───── Listed records

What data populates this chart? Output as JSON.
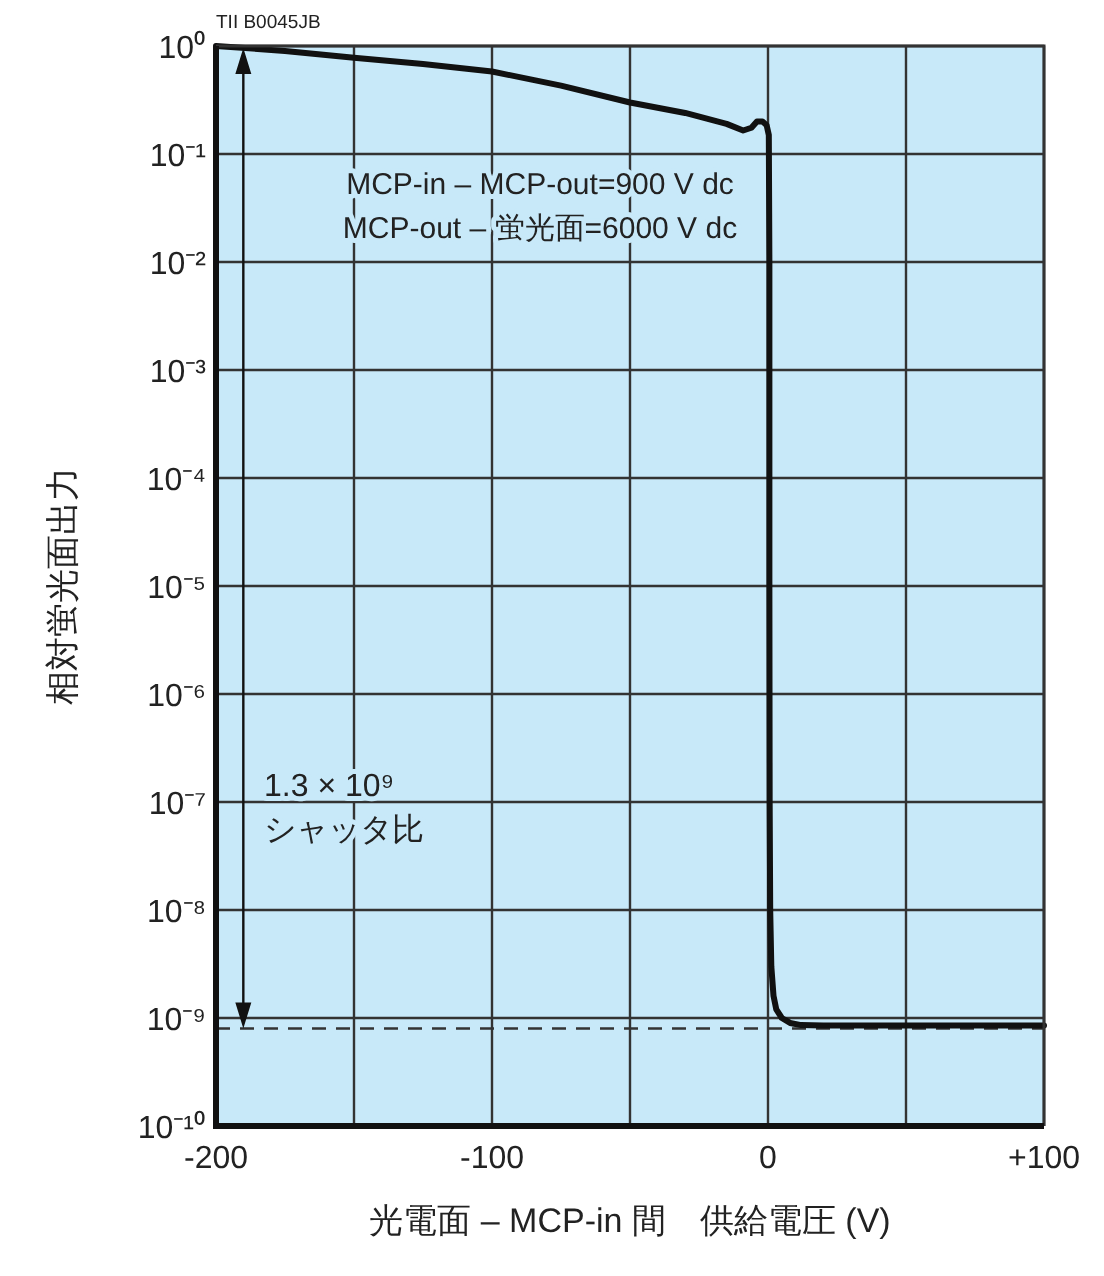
{
  "chart_data": {
    "type": "line",
    "xlabel": "光電面 – MCP-in 間　供給電圧 (V)",
    "ylabel": "相対蛍光面出力",
    "log": "y",
    "grid": true,
    "line_style": "solid",
    "xlim": [
      -200,
      100
    ],
    "xticks": [
      -200,
      {
        "value": -150,
        "label": null
      },
      -100,
      {
        "value": -50,
        "label": null
      },
      0,
      {
        "value": 50,
        "label": null
      },
      {
        "value": 100,
        "label": "+100"
      }
    ],
    "ylim": [
      1e-10,
      1
    ],
    "yticks": [
      {
        "value": 1,
        "label": "10⁰"
      },
      {
        "value": 0.1,
        "label": "10⁻¹"
      },
      {
        "value": 0.01,
        "label": "10⁻²"
      },
      {
        "value": 0.001,
        "label": "10⁻³"
      },
      {
        "value": 0.0001,
        "label": "10⁻⁴"
      },
      {
        "value": 1e-05,
        "label": "10⁻⁵"
      },
      {
        "value": 1e-06,
        "label": "10⁻⁶"
      },
      {
        "value": 1e-07,
        "label": "10⁻⁷"
      },
      {
        "value": 1e-08,
        "label": "10⁻⁸"
      },
      {
        "value": 1e-09,
        "label": "10⁻⁹"
      },
      {
        "value": 1e-10,
        "label": "10⁻¹⁰"
      }
    ],
    "series": [
      {
        "color": "#111111",
        "x": [
          -200,
          -175,
          -150,
          -125,
          -100,
          -75,
          -50,
          -30,
          -15,
          -9,
          -6,
          -4,
          -2,
          -0.5,
          0.3,
          0.5,
          0.5,
          0.6,
          0.8,
          1.2,
          2,
          3,
          5,
          8,
          12,
          20,
          50,
          100
        ],
        "values": [
          1,
          0.9,
          0.78,
          0.68,
          0.58,
          0.43,
          0.3,
          0.24,
          0.19,
          0.165,
          0.175,
          0.2,
          0.2,
          0.185,
          0.15,
          0.01,
          1e-05,
          1e-07,
          1e-08,
          3e-09,
          1.6e-09,
          1.2e-09,
          1e-09,
          9e-10,
          8.6e-10,
          8.5e-10,
          8.5e-10,
          8.5e-10
        ]
      }
    ],
    "ref_lines": [
      {
        "axis": "y",
        "value": 8e-10,
        "line_style": "dashed",
        "color": "#333333"
      }
    ],
    "annotations": [
      "TII B0045JB",
      "MCP-in – MCP-out=900 V dc\nMCP-out – 蛍光面=6000 V dc",
      "1.3 × 10⁹\nシャッタ比"
    ]
  }
}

──────────

# Work required:
Leave the pictures out and output the rest of the listing exactly.

# Final result:
What data populates this chart? Output as JSON.
{
  "chart_data": {
    "type": "line",
    "xlabel": "光電面 – MCP-in 間　供給電圧 (V)",
    "ylabel": "相対蛍光面出力",
    "log": "y",
    "grid": true,
    "line_style": "solid",
    "xlim": [
      -200,
      100
    ],
    "xticks": [
      -200,
      {
        "value": -150,
        "label": null
      },
      -100,
      {
        "value": -50,
        "label": null
      },
      0,
      {
        "value": 50,
        "label": null
      },
      {
        "value": 100,
        "label": "+100"
      }
    ],
    "ylim": [
      1e-10,
      1
    ],
    "yticks": [
      {
        "value": 1,
        "label": "10⁰"
      },
      {
        "value": 0.1,
        "label": "10⁻¹"
      },
      {
        "value": 0.01,
        "label": "10⁻²"
      },
      {
        "value": 0.001,
        "label": "10⁻³"
      },
      {
        "value": 0.0001,
        "label": "10⁻⁴"
      },
      {
        "value": 1e-05,
        "label": "10⁻⁵"
      },
      {
        "value": 1e-06,
        "label": "10⁻⁶"
      },
      {
        "value": 1e-07,
        "label": "10⁻⁷"
      },
      {
        "value": 1e-08,
        "label": "10⁻⁸"
      },
      {
        "value": 1e-09,
        "label": "10⁻⁹"
      },
      {
        "value": 1e-10,
        "label": "10⁻¹⁰"
      }
    ],
    "series": [
      {
        "color": "#111111",
        "x": [
          -200,
          -175,
          -150,
          -125,
          -100,
          -75,
          -50,
          -30,
          -15,
          -9,
          -6,
          -4,
          -2,
          -0.5,
          0.3,
          0.5,
          0.5,
          0.6,
          0.8,
          1.2,
          2,
          3,
          5,
          8,
          12,
          20,
          50,
          100
        ],
        "values": [
          1,
          0.9,
          0.78,
          0.68,
          0.58,
          0.43,
          0.3,
          0.24,
          0.19,
          0.165,
          0.175,
          0.2,
          0.2,
          0.185,
          0.15,
          0.01,
          1e-05,
          1e-07,
          1e-08,
          3e-09,
          1.6e-09,
          1.2e-09,
          1e-09,
          9e-10,
          8.6e-10,
          8.5e-10,
          8.5e-10,
          8.5e-10
        ]
      }
    ],
    "ref_lines": [
      {
        "axis": "y",
        "value": 8e-10,
        "line_style": "dashed",
        "color": "#333333"
      }
    ],
    "annotations": [
      "TII B0045JB",
      "MCP-in – MCP-out=900 V dc\nMCP-out – 蛍光面=6000 V dc",
      "1.3 × 10⁹\nシャッタ比"
    ]
  }
}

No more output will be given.